> _Required tasks_:
a - In the account of collimating a telescope, what magnification did the 4mm eyepiece give?
b - Please extend the account of collimating a telescope, starting after its final sentence.
── Source
On the right you can just about see the dotted primary mirror. So, with that job done, collimation was going to be much easier. One starts with the secondary. Steve loosened the 3 collimation screws on the secondary and screwed the middle screw to shift the secondary into a more central position. He then collimated the secondary ( don't ask me how ) and asked me to turn the primary collimating screws until we had the primary roughly collimated. He told me that once the secondary was fixed I probably wouldn't have to tweak it any further, whereas the primary would need collimating probably every time I put the tube in the car.

After an hour, we decided that the clouds were going to allow us a quick peek at some stars. So with Lyra directly overhead, we split the double double and zoomed in on the ring nebula with the 10mm. The next night I looked at Jupiter's belts and Saturn's Cassini division at 2 in the morning with my 4mm ( 300x magnification ). The scope seemed to be performing much better, and I could see the point in having a 4mm eyepiece now ! The next day I collimated my primary, with my girlfriend rotating the screws as I looked through the focuser until the dot was centered. Steve and I had roughly collimated directly observing the stars, and the scope had been in the car since, so that would explain why the dot was off centre. The 4mm was getting better and better, and the 10mm was giving superb views !
────
── Raw data
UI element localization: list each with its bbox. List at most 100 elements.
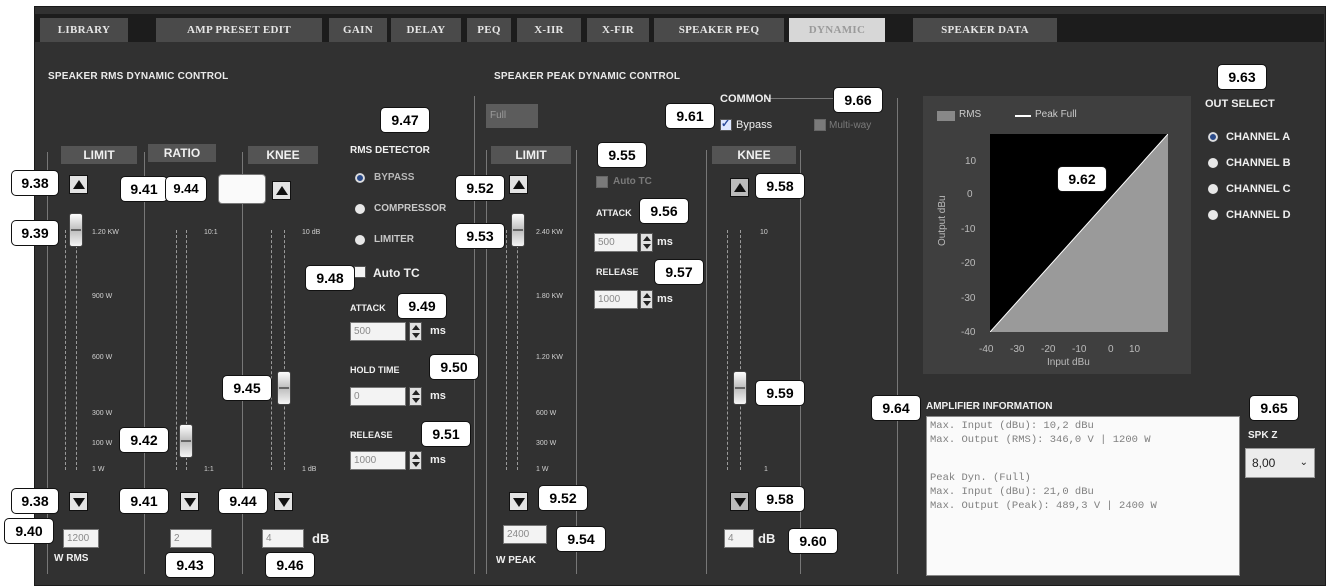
────
> _Final answers_:
a - 300x magnification.

b -
Collimating Eyepiece from Orion, USATwo weeks on : I have seen several bands on Jupiter, and the Cassini division on Saturn's rings was very crisp indeed, even with the 4mm lens. I also saw a band on Saturn, and what seemed like several moons other than Titan. I also tried splitting the double Alpha Andromeda ( previously Delta Pegasus ) but cannot draw any conclusions from what I saw. Obviously the Planets are easier targets to centre and pinpoint on the 4mm eyepiece. Using a 4mm 4 eyepiece is a question of stepping up the eyepiece from 25 to 10 to 4 mm at a time. I now have a cross hair collimator by Orion ( the U.S. firm this time ! ) and have tried collimating myself. I am still not an expert, but I have made a start on being self sufficient. I can confirm the outline of the secondary is hard to centre because it is so big, and the 3 primary mirror clips only just fit into the secondary. Moving the focuser in and out at several stages may help to bring certain outlines into view. I would encourage people to experiment ( albeit carefully ) with collimation, because it makes a huge difference to the results.

Polar scope. Left : the Polar axis scope. This has a little red torch light to show up the readings inside and looks really cool ! I'm sure I'll learn to polar align my scope soon with practice, but for the moment I just point the polar axis roughly towards Polaris. I did set the altitude graduation to 51° North, the latitude of Bristol, UK, where I live. Polar alignment is explained on page 11 of the manual. The manual ( mostly for the GP mount ) can be viewed from Vixen's site.

Internet Links : Here is a link to a page with many links to collimation articles. It contains better articles on the net about collimation, ( for example Mel Bartel's page ). Tectron Telescopes sell a popular set of tools for collimating, and I'm hoping they'll send these along with their handbook when they get back from their Star parties ! There's also a good book on star testing called "Star Testing Astronomical Telescopes" by Suiter, 9.00" by 6.00", 376 pages, published 1994, hardbound, 2 Lbs., 9 Ozs. ship wt., $24.95.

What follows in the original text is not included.